INFORMATION PROVIDED:
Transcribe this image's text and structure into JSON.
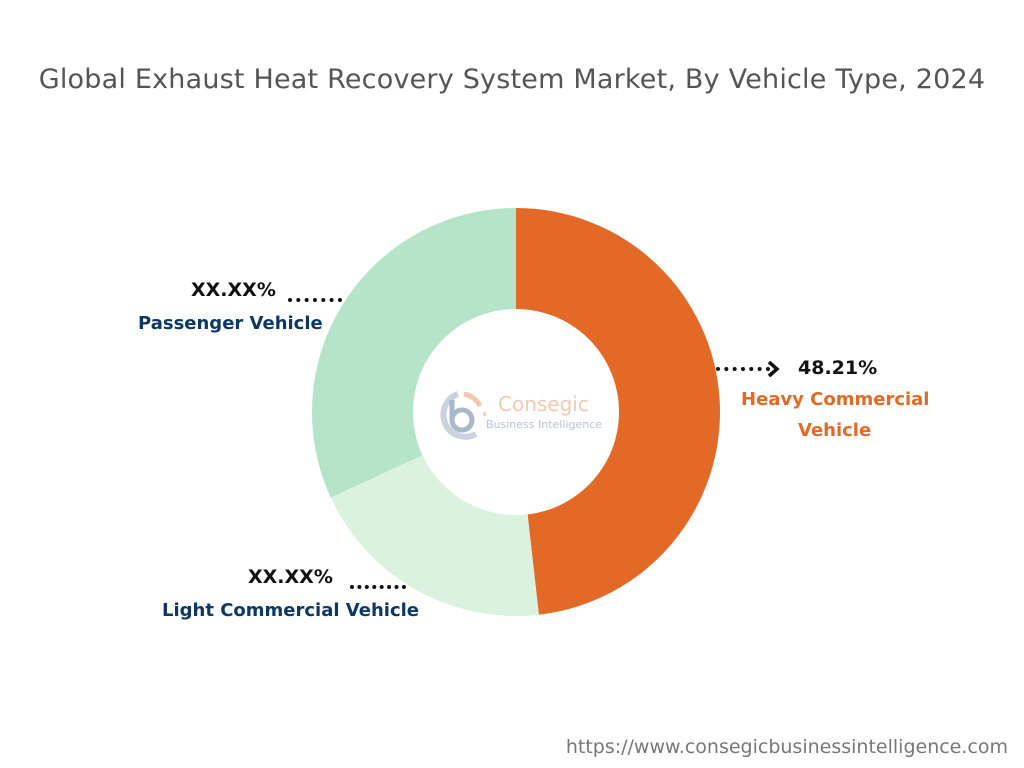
{
  "chart_data": {
    "type": "pie",
    "donut": true,
    "title": "Global Exhaust Heat Recovery System Market, By Vehicle Type, 2024",
    "categories": [
      "Heavy Commercial Vehicle",
      "Light Commercial Vehicle",
      "Passenger Vehicle"
    ],
    "values": [
      48.21,
      19.9,
      31.89
    ],
    "value_labels": [
      "48.21%",
      "XX.XX%",
      "XX.XX%"
    ],
    "colors": [
      "#e36a26",
      "#daf2de",
      "#b6e4c9"
    ],
    "label_colors": [
      "#e36a26",
      "#0d3863",
      "#0d3863"
    ],
    "start_angle": "top, clockwise"
  },
  "labels": {
    "hcv_line1": "Heavy Commercial",
    "hcv_line2": "Vehicle",
    "lcv": "Light Commercial Vehicle",
    "pv": "Passenger Vehicle"
  },
  "logo": {
    "brand": "Consegic",
    "sub": "Business Intelligence"
  },
  "footer": {
    "url": "https://www.consegicbusinessintelligence.com"
  }
}
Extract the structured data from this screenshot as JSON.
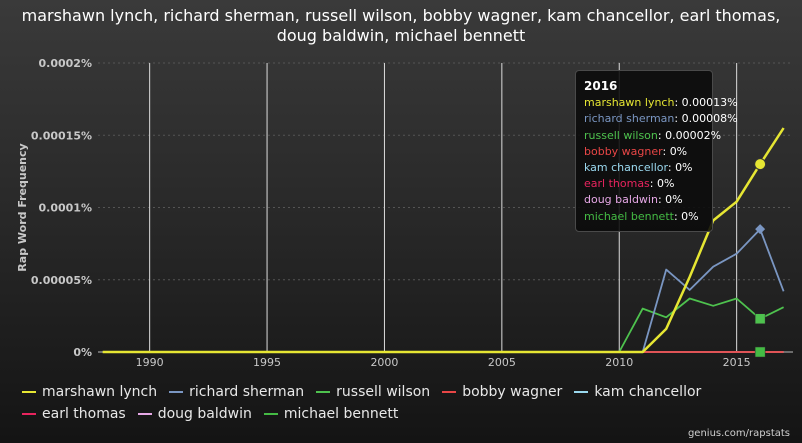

WHAT TO WORK ON: Repeat the material above verbatim. Leave the pictures behind.

SOLUTION FOR THIS EXERCISE:
Transcribe this image's text and structure into JSON.
{
  "chart_data": {
    "type": "pie",
    "donut": true,
    "title": "Global Exhaust Heat Recovery System Market, By Vehicle Type, 2024",
    "categories": [
      "Heavy Commercial Vehicle",
      "Light Commercial Vehicle",
      "Passenger Vehicle"
    ],
    "values": [
      48.21,
      19.9,
      31.89
    ],
    "value_labels": [
      "48.21%",
      "XX.XX%",
      "XX.XX%"
    ],
    "colors": [
      "#e36a26",
      "#daf2de",
      "#b6e4c9"
    ],
    "label_colors": [
      "#e36a26",
      "#0d3863",
      "#0d3863"
    ],
    "start_angle": "top, clockwise"
  },
  "labels": {
    "hcv_line1": "Heavy Commercial",
    "hcv_line2": "Vehicle",
    "lcv": "Light Commercial Vehicle",
    "pv": "Passenger Vehicle"
  },
  "logo": {
    "brand": "Consegic",
    "sub": "Business Intelligence"
  },
  "footer": {
    "url": "https://www.consegicbusinessintelligence.com"
  }
}
Extract the structured data from this screenshot as JSON.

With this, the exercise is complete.